* Material to process

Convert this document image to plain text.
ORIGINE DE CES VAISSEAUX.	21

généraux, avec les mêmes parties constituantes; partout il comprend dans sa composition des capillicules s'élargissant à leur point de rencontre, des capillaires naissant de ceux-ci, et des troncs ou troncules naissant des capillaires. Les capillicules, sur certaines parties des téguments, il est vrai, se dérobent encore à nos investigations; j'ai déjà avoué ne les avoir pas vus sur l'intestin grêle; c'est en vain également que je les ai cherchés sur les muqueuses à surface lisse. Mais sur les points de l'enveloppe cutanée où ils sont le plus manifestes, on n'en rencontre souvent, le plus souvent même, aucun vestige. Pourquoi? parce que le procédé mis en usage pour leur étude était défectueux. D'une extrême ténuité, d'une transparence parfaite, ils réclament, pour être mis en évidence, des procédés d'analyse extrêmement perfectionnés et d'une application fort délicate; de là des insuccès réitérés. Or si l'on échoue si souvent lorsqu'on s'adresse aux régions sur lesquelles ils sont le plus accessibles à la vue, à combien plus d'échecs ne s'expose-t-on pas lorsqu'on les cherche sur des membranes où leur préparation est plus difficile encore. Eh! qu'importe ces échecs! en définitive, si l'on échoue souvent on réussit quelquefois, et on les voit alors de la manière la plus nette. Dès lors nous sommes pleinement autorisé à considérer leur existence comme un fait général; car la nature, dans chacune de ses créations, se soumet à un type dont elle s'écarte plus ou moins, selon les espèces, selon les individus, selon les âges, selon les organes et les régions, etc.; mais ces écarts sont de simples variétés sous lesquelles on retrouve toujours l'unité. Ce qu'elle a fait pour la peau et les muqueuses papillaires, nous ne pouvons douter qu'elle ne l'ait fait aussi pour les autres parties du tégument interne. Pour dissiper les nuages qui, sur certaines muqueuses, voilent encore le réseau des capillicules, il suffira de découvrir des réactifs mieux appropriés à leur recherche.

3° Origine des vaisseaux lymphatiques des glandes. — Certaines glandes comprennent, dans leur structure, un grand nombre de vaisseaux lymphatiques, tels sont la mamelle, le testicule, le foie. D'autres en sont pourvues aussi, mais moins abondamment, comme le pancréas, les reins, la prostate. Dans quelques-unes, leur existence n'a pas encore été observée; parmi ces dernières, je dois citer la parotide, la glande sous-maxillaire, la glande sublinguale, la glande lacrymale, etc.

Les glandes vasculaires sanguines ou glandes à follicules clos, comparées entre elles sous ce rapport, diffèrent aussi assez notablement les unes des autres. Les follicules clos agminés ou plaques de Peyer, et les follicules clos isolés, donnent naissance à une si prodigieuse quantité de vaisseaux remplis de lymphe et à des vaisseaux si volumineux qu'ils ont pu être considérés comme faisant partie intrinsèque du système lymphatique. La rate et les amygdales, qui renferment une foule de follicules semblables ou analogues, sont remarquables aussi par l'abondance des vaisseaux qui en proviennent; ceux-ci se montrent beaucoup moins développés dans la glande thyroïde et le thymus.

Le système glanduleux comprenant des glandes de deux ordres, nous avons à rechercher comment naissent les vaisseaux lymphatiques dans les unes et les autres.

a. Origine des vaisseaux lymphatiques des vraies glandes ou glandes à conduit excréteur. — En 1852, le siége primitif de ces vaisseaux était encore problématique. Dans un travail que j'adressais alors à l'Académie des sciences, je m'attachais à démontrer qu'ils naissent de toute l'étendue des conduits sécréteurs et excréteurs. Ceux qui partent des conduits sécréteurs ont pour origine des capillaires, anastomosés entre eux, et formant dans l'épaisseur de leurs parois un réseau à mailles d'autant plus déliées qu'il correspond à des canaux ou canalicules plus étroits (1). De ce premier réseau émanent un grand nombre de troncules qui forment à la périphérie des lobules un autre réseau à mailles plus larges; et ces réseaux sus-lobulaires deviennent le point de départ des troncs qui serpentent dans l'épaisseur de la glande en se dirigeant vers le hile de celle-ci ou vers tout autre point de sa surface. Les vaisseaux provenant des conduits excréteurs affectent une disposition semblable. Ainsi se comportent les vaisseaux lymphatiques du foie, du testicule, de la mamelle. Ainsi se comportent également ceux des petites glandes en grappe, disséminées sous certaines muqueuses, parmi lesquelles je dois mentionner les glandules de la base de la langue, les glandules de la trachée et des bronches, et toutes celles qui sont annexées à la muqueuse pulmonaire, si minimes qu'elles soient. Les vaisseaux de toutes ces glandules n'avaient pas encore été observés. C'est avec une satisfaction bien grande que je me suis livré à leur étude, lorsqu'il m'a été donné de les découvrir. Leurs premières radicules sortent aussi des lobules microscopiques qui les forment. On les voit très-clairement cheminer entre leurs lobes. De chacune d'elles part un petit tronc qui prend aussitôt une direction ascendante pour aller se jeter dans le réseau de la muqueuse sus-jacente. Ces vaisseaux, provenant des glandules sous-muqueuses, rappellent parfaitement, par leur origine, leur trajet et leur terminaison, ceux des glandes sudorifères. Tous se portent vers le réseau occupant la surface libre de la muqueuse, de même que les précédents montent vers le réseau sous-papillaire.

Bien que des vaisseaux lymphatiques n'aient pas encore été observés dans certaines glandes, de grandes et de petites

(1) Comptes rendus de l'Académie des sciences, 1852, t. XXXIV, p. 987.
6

* To be done
Quote each line above in full, word for word.

* Task output
Convert this document image to plain text.
ORIGINE DE CES VAISSEAUX.	21

généraux, avec les mêmes parties constituantes; partout il comprend dans sa composition des capillicules s'élargissant à leur point de rencontre, des capillaires naissant de ceux-ci, et des troncs ou troncules naissant des capillaires. Les capillicules, sur certaines parties des téguments, il est vrai, se dérobent encore à nos investigations; j'ai déjà avoué ne les avoir pas vus sur l'intestin grêle; c'est en vain également que je les ai cherchés sur les muqueuses à surface lisse. Mais sur les points de l'enveloppe cutanée où ils sont le plus manifestes, on n'en rencontre souvent, le plus souvent même, aucun vestige. Pourquoi? parce que le procédé mis en usage pour leur étude était défectueux. D'une extrême ténuité, d'une transparence parfaite, ils réclament, pour être mis en évidence, des procédés d'analyse extrêmement perfectionnés et d'une application fort délicate; de là des insuccès réitérés. Or si l'on échoue si souvent lorsqu'on s'adresse aux régions sur lesquelles ils sont le plus accessibles à la vue, à combien plus d'échecs ne s'expose-t-on pas lorsqu'on les cherche sur des membranes où leur préparation est plus difficile encore. Eh! qu'importe ces échecs! en définitive, si l'on échoue souvent on réussit quelquefois, et on les voit alors de la manière la plus nette. Dès lors nous sommes pleinement autorisé à considérer leur existence comme un fait général; car la nature, dans chacune de ses créations, se soumet à un type dont elle s'écarte plus ou moins, selon les espèces, selon les individus, selon les âges, selon les organes et les régions, etc.; mais ces écarts sont de simples variétés sous lesquelles on retrouve toujours l'unité. Ce qu'elle a fait pour la peau et les muqueuses papillaires, nous ne pouvons douter qu'elle ne l'ait fait aussi pour les autres parties du tégument interne. Pour dissiper les nuages qui, sur certaines muqueuses, voilent encore le réseau des capillicules, il suffira de découvrir des réactifs mieux appropriés à leur recherche.

3° Origine des vaisseaux lymphatiques des glandes. — Certaines glandes comprennent, dans leur structure, un grand nombre de vaisseaux lymphatiques, tels sont la mamelle, le testicule, le foie. D'autres en sont pourvues aussi, mais moins abondamment, comme le pancréas, les reins, la prostate. Dans quelques-unes, leur existence n'a pas encore été observée; parmi ces dernières, je dois citer la parotide, la glande sous-maxillaire, la glande sublinguale, la glande lacrymale, etc.

Les glandes vasculaires sanguines ou glandes à follicules clos, comparées entre elles sous ce rapport, diffèrent aussi assez notablement les unes des autres. Les follicules clos agminés ou plaques de Peyer, et les follicules clos isolés, donnent naissance à une si prodigieuse quantité de vaisseaux remplis de lymphe et à des vaisseaux si volumineux qu'ils ont pu être considérés comme faisant partie intrinsèque du système lymphatique. La rate et les amygdales, qui renferment une foule de follicules semblables ou analogues, sont remarquables aussi par l'abondance des vaisseaux qui en proviennent; ceux-ci se montrent beaucoup moins développés dans la glande thyroïde et le thymus.

Le système glanduleux comprenant des glandes de deux ordres, nous avons à rechercher comment naissent les vaisseaux lymphatiques dans les unes et les autres.

a. Origine des vaisseaux lymphatiques des vraies glandes ou glandes à conduit excréteur. — En 1852, le siége primitif de ces vaisseaux était encore problématique. Dans un travail que j'adressais alors à l'Académie des sciences, je m'attachais à démontrer qu'ils naissent de toute l'étendue des conduits sécréteurs et excréteurs. Ceux qui partent des conduits sécréteurs ont pour origine des capillaires, anastomosés entre eux, et formant dans l'épaisseur de leurs parois un réseau à mailles d'autant plus déliées qu'il correspond à des canaux ou canalicules plus étroits (1). De ce premier réseau émanent un grand nombre de troncules qui forment à la périphérie des lobules un autre réseau à mailles plus larges; et ces réseaux sus-lobulaires deviennent le point de départ des troncs qui serpentent dans l'épaisseur de la glande en se dirigeant vers le hile de celle-ci ou vers tout autre point de sa surface. Les vaisseaux provenant des conduits excréteurs affectent une disposition semblable. Ainsi se comportent les vaisseaux lymphatiques du foie, du testicule, de la mamelle. Ainsi se comportent également ceux des petites glandes en grappe, disséminées sous certaines muqueuses, parmi lesquelles je dois mentionner les glandules de la base de la langue, les glandules de la trachée et des bronches, et toutes celles qui sont annexées à la muqueuse pulmonaire, si minimes qu'elles soient. Les vaisseaux de toutes ces glandules n'avaient pas encore été observés. C'est avec une satisfaction bien grande que je me suis livré à leur étude, lorsqu'il m'a été donné de les découvrir. Leurs premières radicules sortent aussi des lobules microscopiques qui les forment. On les voit très-clairement cheminer entre leurs lobes. De chacune d'elles part un petit tronc qui prend aussitôt une direction ascendante pour aller se jeter dans le réseau de la muqueuse sus-jacente. Ces vaisseaux, provenant des glandules sous-muqueuses, rappellent parfaitement, par leur origine, leur trajet et leur terminaison, ceux des glandes sudorifères. Tous se portent vers le réseau occupant la surface libre de la muqueuse, de même que les précédents montent vers le réseau sous-papillaire.

Bien que des vaisseaux lymphatiques n'aient pas encore été observés dans certaines glandes, de grandes et de petites

(1) Comptes rendus de l'Académie des sciences, 1852, t. XXXIV, p. 987.
6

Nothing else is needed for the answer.